- **Written instruction**: Below are some entries. Work out how many of their lines hold the word "detached", and write that number alone.

start Data to process

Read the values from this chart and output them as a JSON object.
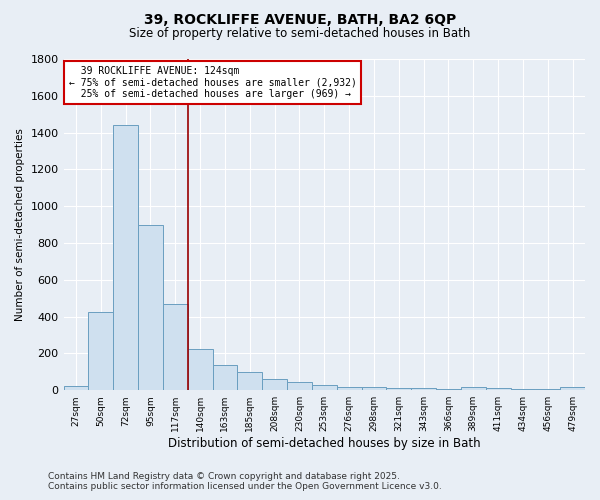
{
  "title": "39, ROCKLIFFE AVENUE, BATH, BA2 6QP",
  "subtitle": "Size of property relative to semi-detached houses in Bath",
  "xlabel": "Distribution of semi-detached houses by size in Bath",
  "ylabel": "Number of semi-detached properties",
  "bar_color": "#cfe0ef",
  "bar_edge_color": "#6a9ec0",
  "background_color": "#e8eef5",
  "grid_color": "#ffffff",
  "categories": [
    "27sqm",
    "50sqm",
    "72sqm",
    "95sqm",
    "117sqm",
    "140sqm",
    "163sqm",
    "185sqm",
    "208sqm",
    "230sqm",
    "253sqm",
    "276sqm",
    "298sqm",
    "321sqm",
    "343sqm",
    "366sqm",
    "389sqm",
    "411sqm",
    "434sqm",
    "456sqm",
    "479sqm"
  ],
  "values": [
    25,
    425,
    1440,
    900,
    470,
    225,
    135,
    100,
    60,
    45,
    30,
    15,
    20,
    12,
    10,
    8,
    15,
    12,
    8,
    8,
    15
  ],
  "ylim": [
    0,
    1800
  ],
  "yticks": [
    0,
    200,
    400,
    600,
    800,
    1000,
    1200,
    1400,
    1600,
    1800
  ],
  "property_line_x": 4.5,
  "property_size": "124sqm",
  "pct_smaller": 75,
  "n_smaller": 2932,
  "pct_larger": 25,
  "n_larger": 969,
  "annotation_box_color": "#ffffff",
  "annotation_box_edge": "#cc0000",
  "red_line_color": "#990000",
  "footer_line1": "Contains HM Land Registry data © Crown copyright and database right 2025.",
  "footer_line2": "Contains public sector information licensed under the Open Government Licence v3.0."
}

end Data to process

- **Solution to the exercise**: 3